--- WHAT NEEDS TO BE DONE ---
Your task is to repeat the lines below exactly, excluding any pictures they contain.

--- RECORDS FOR THE TASK ---
+===+

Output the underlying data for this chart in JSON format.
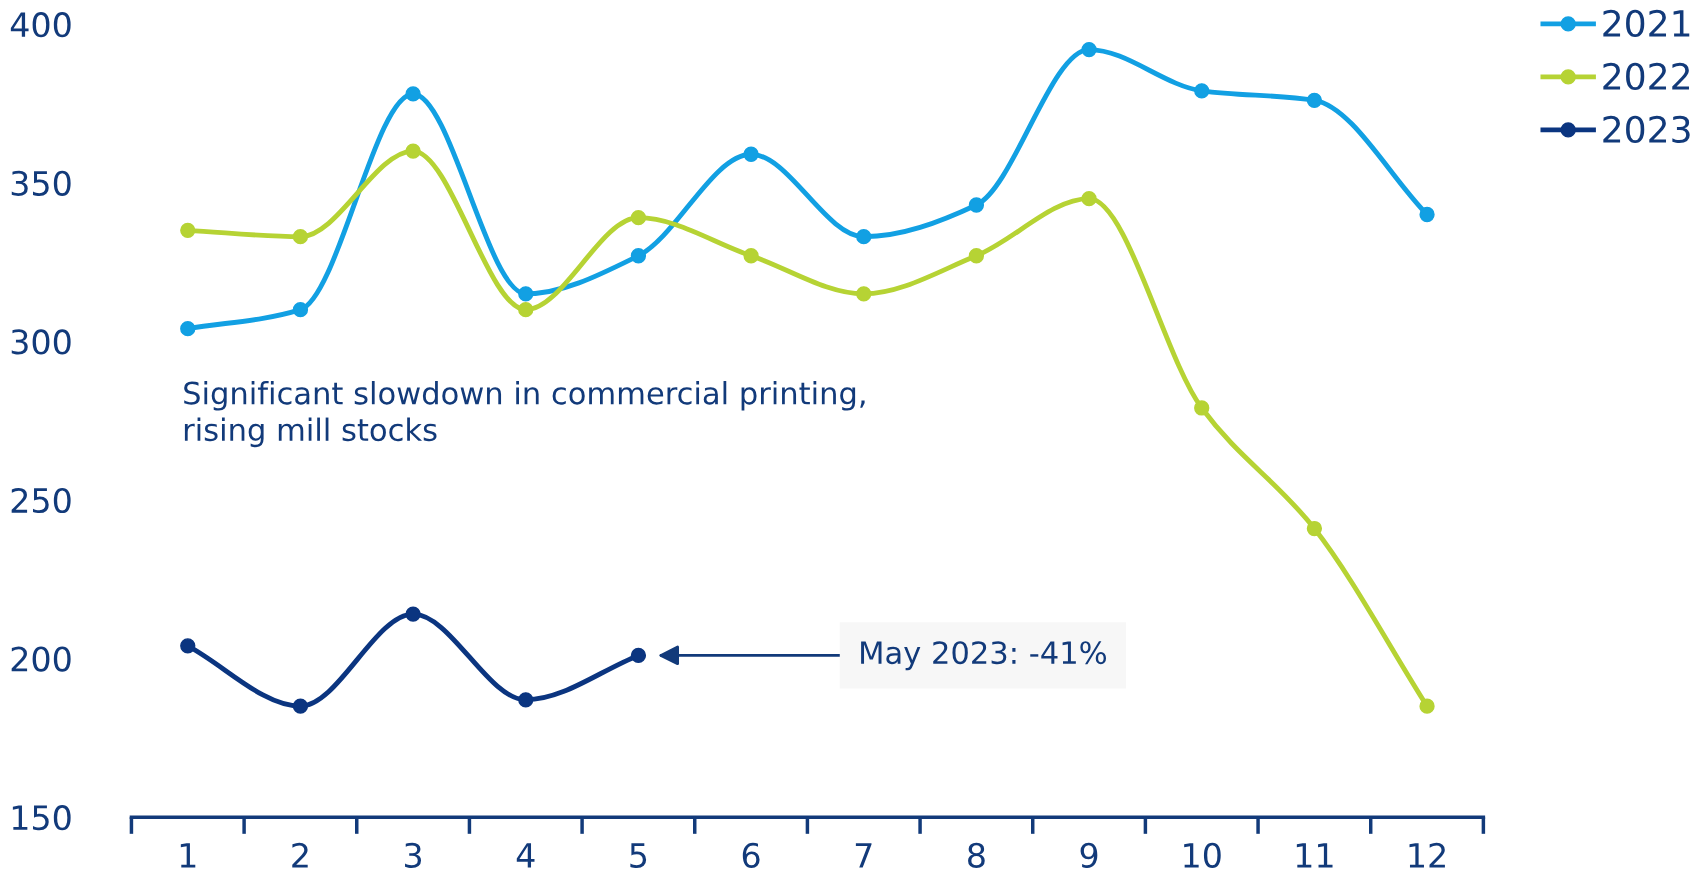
{
  "chart_data": {
    "type": "line",
    "categories": [
      "1",
      "2",
      "3",
      "4",
      "5",
      "6",
      "7",
      "8",
      "9",
      "10",
      "11",
      "12"
    ],
    "series": [
      {
        "name": "2021",
        "color": "#12a0e3",
        "values": [
          304,
          310,
          378,
          315,
          327,
          359,
          333,
          343,
          392,
          379,
          376,
          340
        ]
      },
      {
        "name": "2022",
        "color": "#b6d334",
        "values": [
          335,
          333,
          360,
          310,
          339,
          327,
          315,
          327,
          345,
          279,
          241,
          185
        ]
      },
      {
        "name": "2023",
        "color": "#0b3580",
        "values": [
          204,
          185,
          214,
          187,
          201,
          null,
          null,
          null,
          null,
          null,
          null,
          null
        ]
      }
    ],
    "ylim": [
      150,
      400
    ],
    "yticks": [
      150,
      200,
      250,
      300,
      350,
      400
    ],
    "annotations": [
      "Significant slowdown in commercial printing,\nrising mill stocks",
      "May 2023: -41%"
    ],
    "legend": "top right",
    "marker": "circle",
    "line_style": "solid",
    "grid": false
  }
}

+===+

--- THE RESULT ---
Output the underlying data for this chart in JSON format.
{
  "chart_data": {
    "type": "line",
    "categories": [
      "1",
      "2",
      "3",
      "4",
      "5",
      "6",
      "7",
      "8",
      "9",
      "10",
      "11",
      "12"
    ],
    "series": [
      {
        "name": "2021",
        "color": "#12a0e3",
        "values": [
          304,
          310,
          378,
          315,
          327,
          359,
          333,
          343,
          392,
          379,
          376,
          340
        ]
      },
      {
        "name": "2022",
        "color": "#b6d334",
        "values": [
          335,
          333,
          360,
          310,
          339,
          327,
          315,
          327,
          345,
          279,
          241,
          185
        ]
      },
      {
        "name": "2023",
        "color": "#0b3580",
        "values": [
          204,
          185,
          214,
          187,
          201,
          null,
          null,
          null,
          null,
          null,
          null,
          null
        ]
      }
    ],
    "ylim": [
      150,
      400
    ],
    "yticks": [
      150,
      200,
      250,
      300,
      350,
      400
    ],
    "annotations": [
      "Significant slowdown in commercial printing,\nrising mill stocks",
      "May 2023: -41%"
    ],
    "legend": "top right",
    "marker": "circle",
    "line_style": "solid",
    "grid": false
  }
}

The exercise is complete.